| Stated goal |
Copy each line of the entries beneath that contains the word "ERAI".

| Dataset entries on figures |
+++++

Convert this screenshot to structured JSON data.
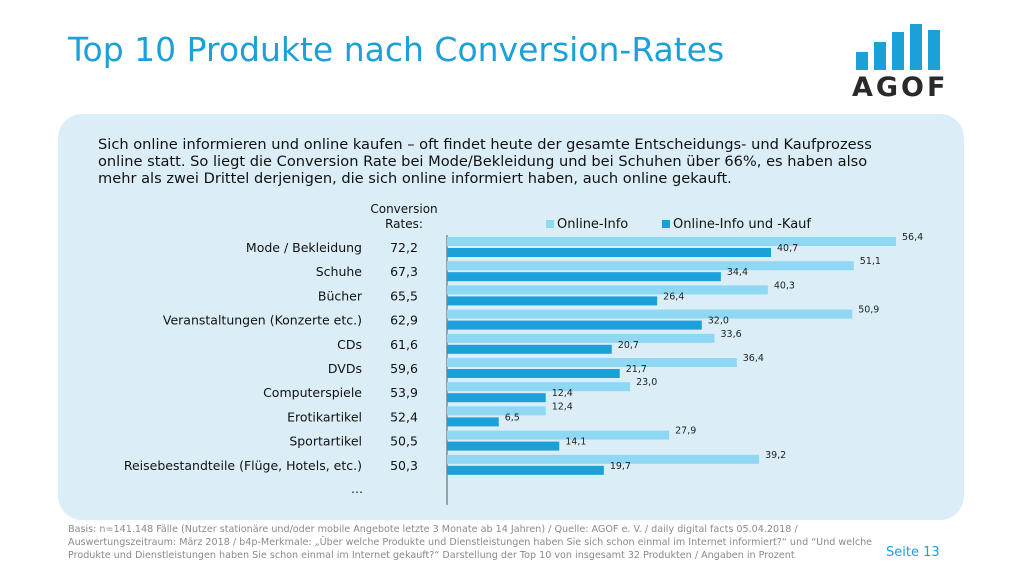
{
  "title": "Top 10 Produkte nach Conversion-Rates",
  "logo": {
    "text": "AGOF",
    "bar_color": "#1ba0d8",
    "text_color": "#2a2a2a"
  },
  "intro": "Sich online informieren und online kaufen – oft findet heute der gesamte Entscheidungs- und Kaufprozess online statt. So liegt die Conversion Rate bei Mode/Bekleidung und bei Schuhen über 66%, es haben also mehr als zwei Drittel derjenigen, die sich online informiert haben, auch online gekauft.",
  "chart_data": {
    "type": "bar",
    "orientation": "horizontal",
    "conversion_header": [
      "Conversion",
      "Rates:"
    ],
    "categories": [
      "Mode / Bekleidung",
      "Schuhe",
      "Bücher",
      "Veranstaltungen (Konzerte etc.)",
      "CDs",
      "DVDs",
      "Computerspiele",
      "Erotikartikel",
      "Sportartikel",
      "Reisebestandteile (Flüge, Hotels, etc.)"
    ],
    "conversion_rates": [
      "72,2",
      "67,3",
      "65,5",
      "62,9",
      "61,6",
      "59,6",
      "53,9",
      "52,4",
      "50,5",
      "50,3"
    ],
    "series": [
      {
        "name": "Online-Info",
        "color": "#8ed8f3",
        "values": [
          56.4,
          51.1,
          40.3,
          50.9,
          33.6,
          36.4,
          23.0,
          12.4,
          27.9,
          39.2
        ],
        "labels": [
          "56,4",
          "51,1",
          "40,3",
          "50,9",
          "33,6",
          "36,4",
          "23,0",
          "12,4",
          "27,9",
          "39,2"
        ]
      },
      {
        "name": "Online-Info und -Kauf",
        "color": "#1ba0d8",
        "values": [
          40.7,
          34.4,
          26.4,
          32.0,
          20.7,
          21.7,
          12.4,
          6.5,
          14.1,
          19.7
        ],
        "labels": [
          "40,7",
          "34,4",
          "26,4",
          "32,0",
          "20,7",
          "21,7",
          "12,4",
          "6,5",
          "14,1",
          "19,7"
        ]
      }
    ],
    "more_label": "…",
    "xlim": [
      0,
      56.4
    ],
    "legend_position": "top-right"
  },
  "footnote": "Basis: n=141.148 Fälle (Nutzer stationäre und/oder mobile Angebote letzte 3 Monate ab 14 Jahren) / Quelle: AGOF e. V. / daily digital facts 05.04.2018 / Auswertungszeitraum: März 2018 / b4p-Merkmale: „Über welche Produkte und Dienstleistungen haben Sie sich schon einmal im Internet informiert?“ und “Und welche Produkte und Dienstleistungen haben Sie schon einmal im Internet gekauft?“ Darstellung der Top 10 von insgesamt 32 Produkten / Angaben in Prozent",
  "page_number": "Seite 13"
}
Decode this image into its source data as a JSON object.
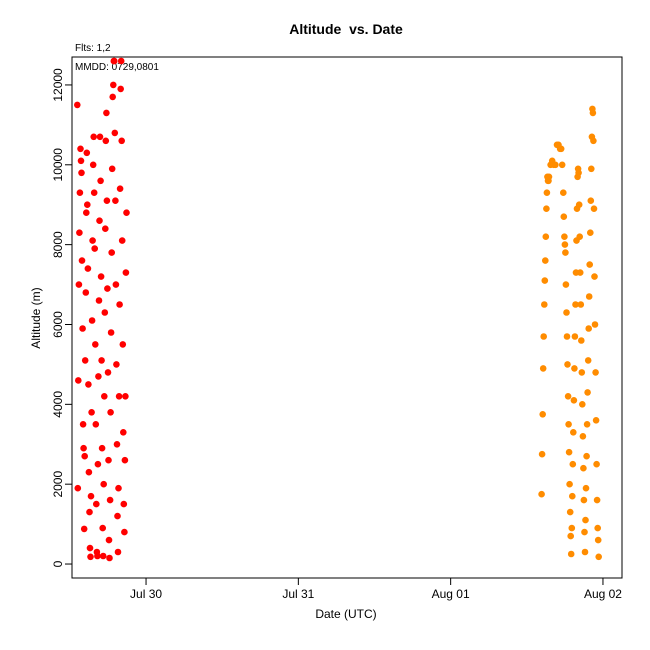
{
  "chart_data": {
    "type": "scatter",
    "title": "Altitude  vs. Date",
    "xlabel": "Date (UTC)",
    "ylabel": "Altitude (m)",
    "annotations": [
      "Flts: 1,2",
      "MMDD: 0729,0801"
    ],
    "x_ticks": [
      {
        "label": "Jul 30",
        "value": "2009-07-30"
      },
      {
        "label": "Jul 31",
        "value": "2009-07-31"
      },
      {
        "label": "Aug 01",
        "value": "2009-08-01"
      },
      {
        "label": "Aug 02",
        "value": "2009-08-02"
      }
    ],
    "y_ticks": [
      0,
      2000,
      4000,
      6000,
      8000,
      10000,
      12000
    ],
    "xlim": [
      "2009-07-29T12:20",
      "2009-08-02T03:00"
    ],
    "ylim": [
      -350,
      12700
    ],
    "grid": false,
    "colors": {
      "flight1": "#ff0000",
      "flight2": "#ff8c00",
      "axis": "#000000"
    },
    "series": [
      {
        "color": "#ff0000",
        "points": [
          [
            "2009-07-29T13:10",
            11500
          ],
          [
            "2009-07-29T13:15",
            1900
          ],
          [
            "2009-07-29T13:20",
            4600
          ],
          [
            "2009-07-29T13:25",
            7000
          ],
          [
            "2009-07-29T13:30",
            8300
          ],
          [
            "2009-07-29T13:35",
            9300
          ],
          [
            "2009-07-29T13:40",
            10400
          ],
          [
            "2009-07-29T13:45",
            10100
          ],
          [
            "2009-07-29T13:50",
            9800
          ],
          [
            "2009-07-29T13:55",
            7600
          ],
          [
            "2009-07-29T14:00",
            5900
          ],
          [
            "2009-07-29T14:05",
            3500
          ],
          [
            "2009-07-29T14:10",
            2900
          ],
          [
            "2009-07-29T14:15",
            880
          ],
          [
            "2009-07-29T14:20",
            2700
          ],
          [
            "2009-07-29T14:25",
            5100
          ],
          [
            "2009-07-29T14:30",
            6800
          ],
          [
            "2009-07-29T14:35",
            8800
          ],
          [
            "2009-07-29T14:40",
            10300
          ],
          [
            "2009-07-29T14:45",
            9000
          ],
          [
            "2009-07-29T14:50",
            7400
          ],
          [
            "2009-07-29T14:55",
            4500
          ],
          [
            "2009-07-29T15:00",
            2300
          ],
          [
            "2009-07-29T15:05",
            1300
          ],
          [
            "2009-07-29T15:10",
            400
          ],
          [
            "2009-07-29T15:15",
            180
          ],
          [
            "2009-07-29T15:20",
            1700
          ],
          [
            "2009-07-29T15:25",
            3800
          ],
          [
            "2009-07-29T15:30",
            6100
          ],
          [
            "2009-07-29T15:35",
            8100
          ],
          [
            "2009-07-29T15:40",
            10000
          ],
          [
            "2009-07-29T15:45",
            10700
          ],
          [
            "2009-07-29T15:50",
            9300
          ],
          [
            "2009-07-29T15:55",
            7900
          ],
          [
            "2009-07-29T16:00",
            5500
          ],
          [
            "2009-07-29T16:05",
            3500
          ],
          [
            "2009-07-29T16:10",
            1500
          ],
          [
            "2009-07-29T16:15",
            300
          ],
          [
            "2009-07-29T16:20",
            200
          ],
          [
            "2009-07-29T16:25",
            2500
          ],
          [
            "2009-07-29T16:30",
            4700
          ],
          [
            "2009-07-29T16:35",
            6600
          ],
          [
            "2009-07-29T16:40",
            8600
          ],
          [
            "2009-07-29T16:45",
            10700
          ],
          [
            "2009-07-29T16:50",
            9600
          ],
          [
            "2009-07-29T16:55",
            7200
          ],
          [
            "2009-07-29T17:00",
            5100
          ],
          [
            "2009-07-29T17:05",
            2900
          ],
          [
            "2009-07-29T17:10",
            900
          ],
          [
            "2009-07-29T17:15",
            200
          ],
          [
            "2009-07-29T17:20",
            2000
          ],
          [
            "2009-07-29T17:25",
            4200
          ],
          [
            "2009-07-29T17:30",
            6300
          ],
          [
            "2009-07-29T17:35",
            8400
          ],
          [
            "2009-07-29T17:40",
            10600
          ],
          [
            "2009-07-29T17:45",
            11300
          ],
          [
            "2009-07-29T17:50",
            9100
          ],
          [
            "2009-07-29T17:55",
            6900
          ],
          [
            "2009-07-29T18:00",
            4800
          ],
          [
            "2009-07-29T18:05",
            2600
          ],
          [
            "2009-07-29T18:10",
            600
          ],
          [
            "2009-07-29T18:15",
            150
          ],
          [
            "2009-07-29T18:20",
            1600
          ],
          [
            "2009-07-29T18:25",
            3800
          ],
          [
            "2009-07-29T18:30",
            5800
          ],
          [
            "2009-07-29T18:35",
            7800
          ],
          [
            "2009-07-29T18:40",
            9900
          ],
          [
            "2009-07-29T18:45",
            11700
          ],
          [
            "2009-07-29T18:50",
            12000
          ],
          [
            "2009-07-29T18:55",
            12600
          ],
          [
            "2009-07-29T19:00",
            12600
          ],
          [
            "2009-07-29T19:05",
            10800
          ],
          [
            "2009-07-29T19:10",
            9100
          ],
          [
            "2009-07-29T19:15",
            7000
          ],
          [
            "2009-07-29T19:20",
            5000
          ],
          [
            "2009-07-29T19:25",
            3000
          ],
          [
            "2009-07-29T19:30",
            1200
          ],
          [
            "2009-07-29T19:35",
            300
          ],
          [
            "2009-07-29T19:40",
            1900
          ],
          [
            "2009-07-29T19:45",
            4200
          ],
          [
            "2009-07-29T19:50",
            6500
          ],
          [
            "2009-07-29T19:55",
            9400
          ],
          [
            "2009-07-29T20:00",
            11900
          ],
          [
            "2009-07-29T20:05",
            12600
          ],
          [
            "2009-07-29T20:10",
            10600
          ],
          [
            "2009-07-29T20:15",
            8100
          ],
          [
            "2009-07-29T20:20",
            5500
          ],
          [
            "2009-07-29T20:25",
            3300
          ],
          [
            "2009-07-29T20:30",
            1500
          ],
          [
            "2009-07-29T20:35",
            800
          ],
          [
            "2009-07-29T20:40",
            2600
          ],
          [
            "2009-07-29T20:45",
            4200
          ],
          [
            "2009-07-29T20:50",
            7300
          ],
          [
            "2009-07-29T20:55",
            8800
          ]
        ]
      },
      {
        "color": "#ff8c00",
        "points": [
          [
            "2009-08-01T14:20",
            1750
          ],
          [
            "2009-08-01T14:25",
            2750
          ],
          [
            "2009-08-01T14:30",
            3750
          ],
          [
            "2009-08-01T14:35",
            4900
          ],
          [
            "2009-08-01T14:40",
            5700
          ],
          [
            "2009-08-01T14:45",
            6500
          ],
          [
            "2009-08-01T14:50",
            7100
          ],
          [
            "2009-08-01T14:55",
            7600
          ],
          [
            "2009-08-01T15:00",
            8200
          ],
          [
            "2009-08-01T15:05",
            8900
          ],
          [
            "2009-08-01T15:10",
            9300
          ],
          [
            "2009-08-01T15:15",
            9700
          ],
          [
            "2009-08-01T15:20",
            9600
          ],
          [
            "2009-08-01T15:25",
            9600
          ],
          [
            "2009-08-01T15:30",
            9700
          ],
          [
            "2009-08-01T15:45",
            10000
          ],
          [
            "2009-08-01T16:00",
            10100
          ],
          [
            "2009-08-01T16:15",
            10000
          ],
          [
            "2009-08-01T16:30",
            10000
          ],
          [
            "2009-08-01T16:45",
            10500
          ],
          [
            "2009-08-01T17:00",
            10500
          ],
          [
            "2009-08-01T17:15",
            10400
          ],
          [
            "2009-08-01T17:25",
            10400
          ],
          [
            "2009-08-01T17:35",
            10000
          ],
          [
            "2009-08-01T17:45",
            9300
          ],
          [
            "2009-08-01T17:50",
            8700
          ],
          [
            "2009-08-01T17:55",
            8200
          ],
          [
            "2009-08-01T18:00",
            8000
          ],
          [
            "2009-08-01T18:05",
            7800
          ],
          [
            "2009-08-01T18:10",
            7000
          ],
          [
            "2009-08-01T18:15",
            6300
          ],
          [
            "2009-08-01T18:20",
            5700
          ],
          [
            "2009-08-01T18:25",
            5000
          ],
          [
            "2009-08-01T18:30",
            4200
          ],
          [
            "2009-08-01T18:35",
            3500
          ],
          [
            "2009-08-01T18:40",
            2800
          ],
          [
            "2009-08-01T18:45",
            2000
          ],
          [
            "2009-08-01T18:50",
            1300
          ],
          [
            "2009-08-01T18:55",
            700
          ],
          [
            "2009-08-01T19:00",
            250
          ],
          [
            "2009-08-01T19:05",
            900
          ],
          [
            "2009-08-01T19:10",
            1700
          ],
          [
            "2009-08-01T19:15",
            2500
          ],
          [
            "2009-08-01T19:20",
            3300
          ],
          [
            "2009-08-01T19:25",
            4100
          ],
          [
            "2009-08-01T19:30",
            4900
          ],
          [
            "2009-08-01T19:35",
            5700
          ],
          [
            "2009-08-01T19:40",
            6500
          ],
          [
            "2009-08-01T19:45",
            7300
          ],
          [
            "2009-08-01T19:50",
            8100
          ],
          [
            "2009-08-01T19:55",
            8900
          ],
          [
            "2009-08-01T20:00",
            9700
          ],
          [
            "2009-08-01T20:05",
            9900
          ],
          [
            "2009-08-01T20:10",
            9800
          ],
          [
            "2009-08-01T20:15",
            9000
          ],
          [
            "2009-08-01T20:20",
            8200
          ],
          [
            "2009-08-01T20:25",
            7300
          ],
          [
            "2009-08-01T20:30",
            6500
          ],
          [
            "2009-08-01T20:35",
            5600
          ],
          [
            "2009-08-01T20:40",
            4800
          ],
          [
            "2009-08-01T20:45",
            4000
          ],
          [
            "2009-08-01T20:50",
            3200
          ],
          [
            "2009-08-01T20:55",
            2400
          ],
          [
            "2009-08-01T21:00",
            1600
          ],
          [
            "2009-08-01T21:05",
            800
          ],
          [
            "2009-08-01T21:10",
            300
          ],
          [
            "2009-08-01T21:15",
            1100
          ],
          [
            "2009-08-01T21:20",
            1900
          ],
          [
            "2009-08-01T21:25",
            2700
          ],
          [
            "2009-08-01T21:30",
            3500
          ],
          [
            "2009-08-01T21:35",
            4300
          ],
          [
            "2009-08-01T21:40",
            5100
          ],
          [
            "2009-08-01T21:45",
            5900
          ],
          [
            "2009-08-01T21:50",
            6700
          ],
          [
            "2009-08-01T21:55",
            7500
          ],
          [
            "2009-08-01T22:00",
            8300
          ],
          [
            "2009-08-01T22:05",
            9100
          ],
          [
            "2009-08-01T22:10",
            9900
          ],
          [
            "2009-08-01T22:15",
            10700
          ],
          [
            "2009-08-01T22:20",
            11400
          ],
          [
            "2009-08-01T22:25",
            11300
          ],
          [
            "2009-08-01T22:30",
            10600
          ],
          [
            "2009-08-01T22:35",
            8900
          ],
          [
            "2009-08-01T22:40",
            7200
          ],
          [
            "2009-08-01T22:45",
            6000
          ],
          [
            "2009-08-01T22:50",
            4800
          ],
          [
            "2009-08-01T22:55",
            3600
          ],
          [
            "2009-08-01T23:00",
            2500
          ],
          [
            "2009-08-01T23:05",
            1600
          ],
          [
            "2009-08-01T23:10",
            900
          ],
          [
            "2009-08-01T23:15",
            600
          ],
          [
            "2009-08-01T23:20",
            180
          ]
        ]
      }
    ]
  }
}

+++++

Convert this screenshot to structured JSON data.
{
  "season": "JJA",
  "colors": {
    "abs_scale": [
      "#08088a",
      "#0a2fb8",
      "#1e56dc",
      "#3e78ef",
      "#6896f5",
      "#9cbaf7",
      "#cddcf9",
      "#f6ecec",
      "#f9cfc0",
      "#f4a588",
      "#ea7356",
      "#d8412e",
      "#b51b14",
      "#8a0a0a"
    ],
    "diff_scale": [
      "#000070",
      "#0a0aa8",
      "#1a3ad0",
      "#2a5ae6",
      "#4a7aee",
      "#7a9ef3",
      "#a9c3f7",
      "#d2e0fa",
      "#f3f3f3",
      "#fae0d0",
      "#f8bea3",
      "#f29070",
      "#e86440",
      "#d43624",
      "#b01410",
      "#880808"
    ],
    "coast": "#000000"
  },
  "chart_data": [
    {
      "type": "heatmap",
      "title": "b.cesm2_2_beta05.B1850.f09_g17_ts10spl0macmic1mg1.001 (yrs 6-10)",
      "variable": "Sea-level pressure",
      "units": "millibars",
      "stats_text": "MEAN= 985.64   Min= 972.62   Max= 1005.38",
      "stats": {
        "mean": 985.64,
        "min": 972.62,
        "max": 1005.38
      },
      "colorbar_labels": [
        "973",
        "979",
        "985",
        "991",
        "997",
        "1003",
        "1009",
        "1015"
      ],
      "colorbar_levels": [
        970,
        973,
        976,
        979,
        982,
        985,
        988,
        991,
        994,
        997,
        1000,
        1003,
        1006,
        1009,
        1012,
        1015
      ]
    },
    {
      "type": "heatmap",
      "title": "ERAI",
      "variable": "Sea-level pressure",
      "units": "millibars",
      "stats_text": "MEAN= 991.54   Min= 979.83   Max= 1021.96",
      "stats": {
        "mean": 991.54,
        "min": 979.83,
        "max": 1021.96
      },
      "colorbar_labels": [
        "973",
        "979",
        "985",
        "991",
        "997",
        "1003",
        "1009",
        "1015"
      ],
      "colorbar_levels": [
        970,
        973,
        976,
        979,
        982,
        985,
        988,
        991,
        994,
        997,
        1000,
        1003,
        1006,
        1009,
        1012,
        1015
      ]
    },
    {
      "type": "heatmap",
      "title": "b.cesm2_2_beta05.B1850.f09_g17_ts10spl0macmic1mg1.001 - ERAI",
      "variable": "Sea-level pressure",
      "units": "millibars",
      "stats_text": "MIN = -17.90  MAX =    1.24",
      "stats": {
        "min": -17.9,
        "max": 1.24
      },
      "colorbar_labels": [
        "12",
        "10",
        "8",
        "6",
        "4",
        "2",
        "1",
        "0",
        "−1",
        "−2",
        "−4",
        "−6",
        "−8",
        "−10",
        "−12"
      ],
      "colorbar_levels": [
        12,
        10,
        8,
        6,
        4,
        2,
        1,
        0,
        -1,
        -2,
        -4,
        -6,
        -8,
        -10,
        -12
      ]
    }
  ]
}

+++++

| Exercise result |
      "title": "ERAI",
      "title": "b.cesm2_2_beta05.B1850.f09_g17_ts10spl0macmic1mg1.001 - ERAI",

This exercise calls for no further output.